-- START OF GIVEN RECORDS --

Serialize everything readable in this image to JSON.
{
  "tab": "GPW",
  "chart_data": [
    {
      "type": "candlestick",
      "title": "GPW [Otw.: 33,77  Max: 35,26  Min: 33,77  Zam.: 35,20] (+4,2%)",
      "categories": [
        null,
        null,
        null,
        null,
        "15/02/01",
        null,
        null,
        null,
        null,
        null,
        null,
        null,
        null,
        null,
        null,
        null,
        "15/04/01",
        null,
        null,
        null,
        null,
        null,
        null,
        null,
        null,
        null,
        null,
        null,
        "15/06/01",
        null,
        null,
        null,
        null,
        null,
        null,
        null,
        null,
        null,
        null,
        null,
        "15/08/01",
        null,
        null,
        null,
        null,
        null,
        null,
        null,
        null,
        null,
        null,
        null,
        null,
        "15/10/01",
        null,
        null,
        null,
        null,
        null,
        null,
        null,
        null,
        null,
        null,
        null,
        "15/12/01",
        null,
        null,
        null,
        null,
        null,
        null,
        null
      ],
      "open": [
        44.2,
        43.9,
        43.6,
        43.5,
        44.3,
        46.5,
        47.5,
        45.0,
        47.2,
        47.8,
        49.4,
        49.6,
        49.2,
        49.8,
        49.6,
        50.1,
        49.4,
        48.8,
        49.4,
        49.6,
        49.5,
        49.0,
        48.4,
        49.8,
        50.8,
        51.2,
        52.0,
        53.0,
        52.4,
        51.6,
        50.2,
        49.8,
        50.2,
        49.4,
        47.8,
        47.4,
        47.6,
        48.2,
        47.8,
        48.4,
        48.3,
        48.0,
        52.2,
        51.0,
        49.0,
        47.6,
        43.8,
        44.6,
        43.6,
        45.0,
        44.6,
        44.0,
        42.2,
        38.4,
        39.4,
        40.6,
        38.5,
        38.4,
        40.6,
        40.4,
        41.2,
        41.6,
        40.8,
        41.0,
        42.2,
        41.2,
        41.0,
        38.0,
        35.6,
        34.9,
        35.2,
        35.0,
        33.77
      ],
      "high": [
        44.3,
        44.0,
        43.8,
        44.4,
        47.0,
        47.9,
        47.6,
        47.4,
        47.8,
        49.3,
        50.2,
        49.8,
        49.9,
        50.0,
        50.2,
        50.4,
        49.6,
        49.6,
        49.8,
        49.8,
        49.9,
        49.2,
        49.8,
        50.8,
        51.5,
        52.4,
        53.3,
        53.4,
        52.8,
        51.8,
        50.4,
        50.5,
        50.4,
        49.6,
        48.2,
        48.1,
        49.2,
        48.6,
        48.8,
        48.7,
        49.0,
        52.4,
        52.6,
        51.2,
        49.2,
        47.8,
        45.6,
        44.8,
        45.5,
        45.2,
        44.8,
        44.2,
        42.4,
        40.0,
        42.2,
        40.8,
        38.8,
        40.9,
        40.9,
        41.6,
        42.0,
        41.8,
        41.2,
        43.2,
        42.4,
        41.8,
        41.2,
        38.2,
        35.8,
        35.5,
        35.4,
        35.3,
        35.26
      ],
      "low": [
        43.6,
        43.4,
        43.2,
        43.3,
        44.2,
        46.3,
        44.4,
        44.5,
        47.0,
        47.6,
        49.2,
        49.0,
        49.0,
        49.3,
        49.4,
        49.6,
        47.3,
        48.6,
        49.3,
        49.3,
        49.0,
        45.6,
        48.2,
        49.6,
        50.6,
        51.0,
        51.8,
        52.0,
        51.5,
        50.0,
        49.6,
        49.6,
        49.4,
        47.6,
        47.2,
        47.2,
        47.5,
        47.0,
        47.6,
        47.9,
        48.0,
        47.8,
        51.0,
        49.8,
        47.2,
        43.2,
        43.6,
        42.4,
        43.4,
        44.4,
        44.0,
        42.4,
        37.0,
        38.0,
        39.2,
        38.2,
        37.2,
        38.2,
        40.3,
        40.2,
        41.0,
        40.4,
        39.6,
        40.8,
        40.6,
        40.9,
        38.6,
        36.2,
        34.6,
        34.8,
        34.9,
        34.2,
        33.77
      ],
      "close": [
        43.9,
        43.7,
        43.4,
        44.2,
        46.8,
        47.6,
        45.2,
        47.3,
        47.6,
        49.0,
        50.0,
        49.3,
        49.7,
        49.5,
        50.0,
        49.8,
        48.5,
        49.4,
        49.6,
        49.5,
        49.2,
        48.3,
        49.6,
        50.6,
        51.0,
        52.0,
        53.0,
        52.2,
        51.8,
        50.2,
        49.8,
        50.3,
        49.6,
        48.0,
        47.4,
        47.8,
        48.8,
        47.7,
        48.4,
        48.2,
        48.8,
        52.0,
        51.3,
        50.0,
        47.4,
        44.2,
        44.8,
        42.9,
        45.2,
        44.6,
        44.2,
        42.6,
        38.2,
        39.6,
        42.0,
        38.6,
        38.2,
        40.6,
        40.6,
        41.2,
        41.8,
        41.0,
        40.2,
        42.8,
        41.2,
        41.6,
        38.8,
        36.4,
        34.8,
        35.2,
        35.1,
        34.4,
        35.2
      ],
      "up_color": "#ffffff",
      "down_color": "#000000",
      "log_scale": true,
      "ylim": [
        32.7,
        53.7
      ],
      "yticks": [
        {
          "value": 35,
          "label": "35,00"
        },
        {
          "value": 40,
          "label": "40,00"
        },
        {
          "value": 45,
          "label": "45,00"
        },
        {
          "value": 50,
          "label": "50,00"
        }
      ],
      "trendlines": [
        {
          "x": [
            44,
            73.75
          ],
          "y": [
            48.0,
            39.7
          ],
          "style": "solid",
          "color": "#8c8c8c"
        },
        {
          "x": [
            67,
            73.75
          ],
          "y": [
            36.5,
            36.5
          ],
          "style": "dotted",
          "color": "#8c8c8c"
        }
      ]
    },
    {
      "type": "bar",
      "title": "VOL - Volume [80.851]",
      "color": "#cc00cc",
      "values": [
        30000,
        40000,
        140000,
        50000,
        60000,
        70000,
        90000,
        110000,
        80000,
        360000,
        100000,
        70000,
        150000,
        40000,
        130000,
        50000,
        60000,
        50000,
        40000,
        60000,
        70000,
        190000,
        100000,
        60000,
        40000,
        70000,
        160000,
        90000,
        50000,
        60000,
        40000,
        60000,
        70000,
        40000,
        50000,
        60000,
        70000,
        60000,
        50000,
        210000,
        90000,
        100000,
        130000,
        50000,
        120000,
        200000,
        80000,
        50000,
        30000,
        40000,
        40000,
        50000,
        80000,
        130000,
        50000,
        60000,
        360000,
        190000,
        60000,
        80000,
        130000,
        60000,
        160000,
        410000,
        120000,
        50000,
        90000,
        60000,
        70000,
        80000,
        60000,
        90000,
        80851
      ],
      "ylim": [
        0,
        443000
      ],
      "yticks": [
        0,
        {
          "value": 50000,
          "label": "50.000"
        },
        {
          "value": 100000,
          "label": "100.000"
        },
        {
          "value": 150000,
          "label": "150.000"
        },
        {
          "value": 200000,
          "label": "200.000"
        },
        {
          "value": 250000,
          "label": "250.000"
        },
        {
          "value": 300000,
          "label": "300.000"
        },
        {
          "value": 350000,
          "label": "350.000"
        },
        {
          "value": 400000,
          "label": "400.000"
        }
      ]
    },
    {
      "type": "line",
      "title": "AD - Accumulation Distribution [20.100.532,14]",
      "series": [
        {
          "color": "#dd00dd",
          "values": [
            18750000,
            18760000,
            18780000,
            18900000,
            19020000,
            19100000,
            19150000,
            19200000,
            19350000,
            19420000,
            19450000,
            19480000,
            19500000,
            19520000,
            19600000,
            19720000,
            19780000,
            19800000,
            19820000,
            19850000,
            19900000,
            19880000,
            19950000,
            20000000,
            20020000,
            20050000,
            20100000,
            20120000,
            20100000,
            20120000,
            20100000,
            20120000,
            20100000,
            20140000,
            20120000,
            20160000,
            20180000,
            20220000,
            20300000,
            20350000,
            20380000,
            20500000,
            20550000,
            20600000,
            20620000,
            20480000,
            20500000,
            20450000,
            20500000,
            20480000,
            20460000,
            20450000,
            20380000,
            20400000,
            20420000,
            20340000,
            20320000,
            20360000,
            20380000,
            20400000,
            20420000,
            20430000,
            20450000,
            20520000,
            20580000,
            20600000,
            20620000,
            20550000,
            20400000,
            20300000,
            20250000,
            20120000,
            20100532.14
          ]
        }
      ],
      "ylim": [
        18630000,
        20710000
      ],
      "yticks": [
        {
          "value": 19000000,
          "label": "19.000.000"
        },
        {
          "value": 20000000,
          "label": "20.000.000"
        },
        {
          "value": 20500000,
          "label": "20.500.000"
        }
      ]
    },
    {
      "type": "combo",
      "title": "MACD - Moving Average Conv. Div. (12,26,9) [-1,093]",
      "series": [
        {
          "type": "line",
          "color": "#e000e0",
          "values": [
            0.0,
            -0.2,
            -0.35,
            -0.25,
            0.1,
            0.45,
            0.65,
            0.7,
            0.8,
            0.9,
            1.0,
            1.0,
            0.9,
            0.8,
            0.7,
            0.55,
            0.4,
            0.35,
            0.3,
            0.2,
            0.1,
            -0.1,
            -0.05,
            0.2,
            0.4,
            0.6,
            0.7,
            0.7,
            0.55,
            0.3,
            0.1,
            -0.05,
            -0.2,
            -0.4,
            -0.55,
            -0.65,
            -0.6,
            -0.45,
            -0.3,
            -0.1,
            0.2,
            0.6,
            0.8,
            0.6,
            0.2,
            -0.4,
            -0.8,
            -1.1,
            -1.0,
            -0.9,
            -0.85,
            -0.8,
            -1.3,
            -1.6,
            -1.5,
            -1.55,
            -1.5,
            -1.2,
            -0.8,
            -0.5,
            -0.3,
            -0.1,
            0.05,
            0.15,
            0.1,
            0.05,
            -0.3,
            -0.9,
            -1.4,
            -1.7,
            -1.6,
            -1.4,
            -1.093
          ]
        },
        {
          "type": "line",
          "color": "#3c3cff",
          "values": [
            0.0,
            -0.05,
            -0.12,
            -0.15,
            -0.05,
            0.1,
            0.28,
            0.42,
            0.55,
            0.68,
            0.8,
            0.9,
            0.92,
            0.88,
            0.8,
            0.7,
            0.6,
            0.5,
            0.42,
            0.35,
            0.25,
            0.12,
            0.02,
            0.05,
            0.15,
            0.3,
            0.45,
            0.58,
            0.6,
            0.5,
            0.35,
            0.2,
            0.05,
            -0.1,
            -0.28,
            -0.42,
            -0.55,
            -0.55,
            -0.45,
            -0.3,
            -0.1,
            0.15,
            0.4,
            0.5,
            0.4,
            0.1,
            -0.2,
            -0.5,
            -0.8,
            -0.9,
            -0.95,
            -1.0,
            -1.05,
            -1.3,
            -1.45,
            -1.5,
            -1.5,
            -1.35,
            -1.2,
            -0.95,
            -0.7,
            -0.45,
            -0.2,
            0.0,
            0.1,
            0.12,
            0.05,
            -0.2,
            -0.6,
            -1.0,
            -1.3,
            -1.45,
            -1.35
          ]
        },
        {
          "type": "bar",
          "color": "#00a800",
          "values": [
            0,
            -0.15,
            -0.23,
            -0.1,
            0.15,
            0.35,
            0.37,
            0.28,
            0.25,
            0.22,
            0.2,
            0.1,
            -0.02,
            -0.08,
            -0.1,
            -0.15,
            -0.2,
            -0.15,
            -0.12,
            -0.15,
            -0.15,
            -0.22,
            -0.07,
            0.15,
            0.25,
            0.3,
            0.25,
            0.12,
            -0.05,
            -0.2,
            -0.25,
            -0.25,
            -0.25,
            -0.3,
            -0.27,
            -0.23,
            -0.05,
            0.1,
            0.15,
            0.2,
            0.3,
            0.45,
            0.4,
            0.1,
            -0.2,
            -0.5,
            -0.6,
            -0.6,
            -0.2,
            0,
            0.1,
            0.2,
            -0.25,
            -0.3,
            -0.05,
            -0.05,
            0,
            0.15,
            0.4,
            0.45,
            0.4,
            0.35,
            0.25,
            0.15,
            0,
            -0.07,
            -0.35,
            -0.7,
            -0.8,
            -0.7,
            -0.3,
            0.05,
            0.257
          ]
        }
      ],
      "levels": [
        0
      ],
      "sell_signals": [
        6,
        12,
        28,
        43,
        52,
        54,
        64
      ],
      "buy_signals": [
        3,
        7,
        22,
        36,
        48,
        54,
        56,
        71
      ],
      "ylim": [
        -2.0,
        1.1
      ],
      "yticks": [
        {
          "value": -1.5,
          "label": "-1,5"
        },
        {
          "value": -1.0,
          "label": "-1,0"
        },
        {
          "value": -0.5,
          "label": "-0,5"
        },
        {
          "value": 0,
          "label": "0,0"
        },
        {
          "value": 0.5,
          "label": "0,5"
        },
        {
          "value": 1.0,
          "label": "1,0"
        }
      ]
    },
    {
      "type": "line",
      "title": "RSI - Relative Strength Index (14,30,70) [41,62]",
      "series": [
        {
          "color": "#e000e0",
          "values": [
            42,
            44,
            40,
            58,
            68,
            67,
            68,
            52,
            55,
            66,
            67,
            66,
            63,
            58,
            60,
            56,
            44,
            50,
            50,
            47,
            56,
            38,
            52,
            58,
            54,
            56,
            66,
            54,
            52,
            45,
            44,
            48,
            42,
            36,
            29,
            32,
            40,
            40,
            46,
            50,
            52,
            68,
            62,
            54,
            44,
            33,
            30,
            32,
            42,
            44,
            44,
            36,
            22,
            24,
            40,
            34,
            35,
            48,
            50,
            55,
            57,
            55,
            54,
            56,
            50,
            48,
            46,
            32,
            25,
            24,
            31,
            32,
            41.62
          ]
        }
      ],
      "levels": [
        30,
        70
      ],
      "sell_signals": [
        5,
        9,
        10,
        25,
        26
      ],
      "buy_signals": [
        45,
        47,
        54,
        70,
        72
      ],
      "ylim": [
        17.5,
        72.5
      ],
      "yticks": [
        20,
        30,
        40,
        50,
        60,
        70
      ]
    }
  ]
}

-- END OF GIVEN RECORDS --

# TASK TO COMPLETE
Where a line above includes "title", copy that line.

# ANSWER TO THIS EXERCISE
      "title": "GPW [Otw.: 33,77  Max: 35,26  Min: 33,77  Zam.: 35,20] (+4,2%)",
      "title": "VOL - Volume [80.851]",
      "title": "AD - Accumulation Distribution [20.100.532,14]",
      "title": "MACD - Moving Average Conv. Div. (12,26,9) [-1,093]",
      "title": "RSI - Relative Strength Index (14,30,70) [41,62]",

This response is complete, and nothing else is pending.